Aim
Search the material for the string "this", then return every line where it is found.

Material provided
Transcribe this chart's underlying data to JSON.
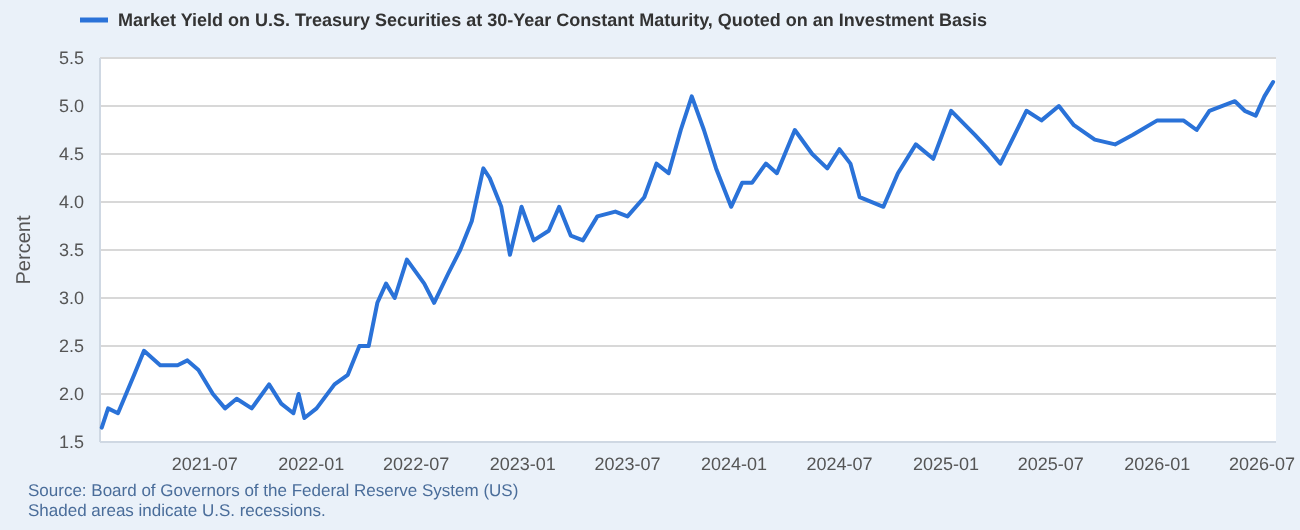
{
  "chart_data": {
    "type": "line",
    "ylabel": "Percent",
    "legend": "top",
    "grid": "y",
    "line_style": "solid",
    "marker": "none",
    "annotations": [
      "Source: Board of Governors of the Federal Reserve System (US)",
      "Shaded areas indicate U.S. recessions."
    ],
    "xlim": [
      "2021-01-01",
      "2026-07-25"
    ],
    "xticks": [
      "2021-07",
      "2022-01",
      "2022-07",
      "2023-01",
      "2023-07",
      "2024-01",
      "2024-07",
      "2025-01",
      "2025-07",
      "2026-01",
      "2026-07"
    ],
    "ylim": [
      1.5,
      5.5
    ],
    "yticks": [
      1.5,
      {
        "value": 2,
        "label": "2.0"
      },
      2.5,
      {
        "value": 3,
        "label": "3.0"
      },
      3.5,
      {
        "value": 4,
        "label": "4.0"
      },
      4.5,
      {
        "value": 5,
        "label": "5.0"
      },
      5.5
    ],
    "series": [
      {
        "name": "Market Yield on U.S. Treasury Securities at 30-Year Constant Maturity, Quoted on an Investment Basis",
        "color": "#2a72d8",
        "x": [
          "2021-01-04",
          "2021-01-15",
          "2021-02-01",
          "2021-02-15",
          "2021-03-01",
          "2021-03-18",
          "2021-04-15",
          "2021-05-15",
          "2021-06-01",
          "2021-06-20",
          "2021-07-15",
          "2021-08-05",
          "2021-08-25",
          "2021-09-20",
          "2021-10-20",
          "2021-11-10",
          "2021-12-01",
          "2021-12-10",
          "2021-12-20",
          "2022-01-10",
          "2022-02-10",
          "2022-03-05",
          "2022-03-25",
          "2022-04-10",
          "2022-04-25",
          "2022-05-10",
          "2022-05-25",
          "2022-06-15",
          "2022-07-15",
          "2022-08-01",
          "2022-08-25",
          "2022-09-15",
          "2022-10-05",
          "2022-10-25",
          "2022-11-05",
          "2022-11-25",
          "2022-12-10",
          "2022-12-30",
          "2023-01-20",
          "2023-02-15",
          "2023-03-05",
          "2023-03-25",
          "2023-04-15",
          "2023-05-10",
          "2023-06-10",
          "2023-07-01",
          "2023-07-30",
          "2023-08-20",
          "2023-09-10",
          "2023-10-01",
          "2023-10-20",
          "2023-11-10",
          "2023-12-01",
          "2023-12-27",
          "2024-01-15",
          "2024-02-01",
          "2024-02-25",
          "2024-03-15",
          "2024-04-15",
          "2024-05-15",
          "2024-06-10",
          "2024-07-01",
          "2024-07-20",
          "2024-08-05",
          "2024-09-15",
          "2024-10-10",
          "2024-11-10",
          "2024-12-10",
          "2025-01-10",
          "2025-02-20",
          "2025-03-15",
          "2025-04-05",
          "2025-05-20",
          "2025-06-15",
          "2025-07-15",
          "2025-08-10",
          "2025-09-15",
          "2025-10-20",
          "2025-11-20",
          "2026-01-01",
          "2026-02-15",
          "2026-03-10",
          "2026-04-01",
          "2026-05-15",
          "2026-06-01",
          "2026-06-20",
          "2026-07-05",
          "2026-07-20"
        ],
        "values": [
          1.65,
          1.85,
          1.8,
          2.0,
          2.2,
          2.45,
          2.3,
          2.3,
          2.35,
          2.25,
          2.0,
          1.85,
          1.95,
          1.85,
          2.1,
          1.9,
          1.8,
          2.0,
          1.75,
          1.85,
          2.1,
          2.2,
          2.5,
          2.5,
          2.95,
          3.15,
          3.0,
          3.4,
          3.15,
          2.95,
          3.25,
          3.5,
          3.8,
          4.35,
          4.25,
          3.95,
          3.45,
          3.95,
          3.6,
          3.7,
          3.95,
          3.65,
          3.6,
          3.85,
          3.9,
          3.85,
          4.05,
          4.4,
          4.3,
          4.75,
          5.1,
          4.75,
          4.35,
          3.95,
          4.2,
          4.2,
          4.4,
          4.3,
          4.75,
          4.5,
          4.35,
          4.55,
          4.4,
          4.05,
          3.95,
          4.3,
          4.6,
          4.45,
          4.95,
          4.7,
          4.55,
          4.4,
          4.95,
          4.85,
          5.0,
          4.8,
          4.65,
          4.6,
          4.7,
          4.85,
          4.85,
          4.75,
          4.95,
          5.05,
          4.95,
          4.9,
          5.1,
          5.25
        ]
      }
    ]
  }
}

---

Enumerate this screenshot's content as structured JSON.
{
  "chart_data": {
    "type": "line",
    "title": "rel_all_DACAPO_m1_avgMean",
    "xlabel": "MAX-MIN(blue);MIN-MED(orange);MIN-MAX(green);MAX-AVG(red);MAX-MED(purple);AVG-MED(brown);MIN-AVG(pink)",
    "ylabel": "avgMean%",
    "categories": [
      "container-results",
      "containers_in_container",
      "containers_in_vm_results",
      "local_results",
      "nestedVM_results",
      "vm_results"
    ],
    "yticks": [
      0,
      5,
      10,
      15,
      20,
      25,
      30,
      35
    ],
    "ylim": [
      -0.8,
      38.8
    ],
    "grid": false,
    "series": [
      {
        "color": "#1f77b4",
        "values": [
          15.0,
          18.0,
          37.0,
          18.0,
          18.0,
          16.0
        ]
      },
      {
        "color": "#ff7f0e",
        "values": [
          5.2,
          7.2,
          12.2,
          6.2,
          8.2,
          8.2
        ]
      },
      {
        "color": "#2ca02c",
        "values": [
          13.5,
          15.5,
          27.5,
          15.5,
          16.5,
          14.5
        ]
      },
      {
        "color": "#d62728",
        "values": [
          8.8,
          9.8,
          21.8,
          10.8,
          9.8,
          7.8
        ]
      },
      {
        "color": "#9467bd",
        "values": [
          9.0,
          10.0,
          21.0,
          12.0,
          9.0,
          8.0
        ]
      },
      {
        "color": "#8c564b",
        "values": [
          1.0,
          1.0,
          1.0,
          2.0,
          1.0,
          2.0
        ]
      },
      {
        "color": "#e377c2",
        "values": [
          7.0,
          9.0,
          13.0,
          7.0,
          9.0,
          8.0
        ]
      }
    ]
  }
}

Exercise result
Transcribe this chart's underlying data to JSON.
Enumerate this screenshot's content as structured JSON.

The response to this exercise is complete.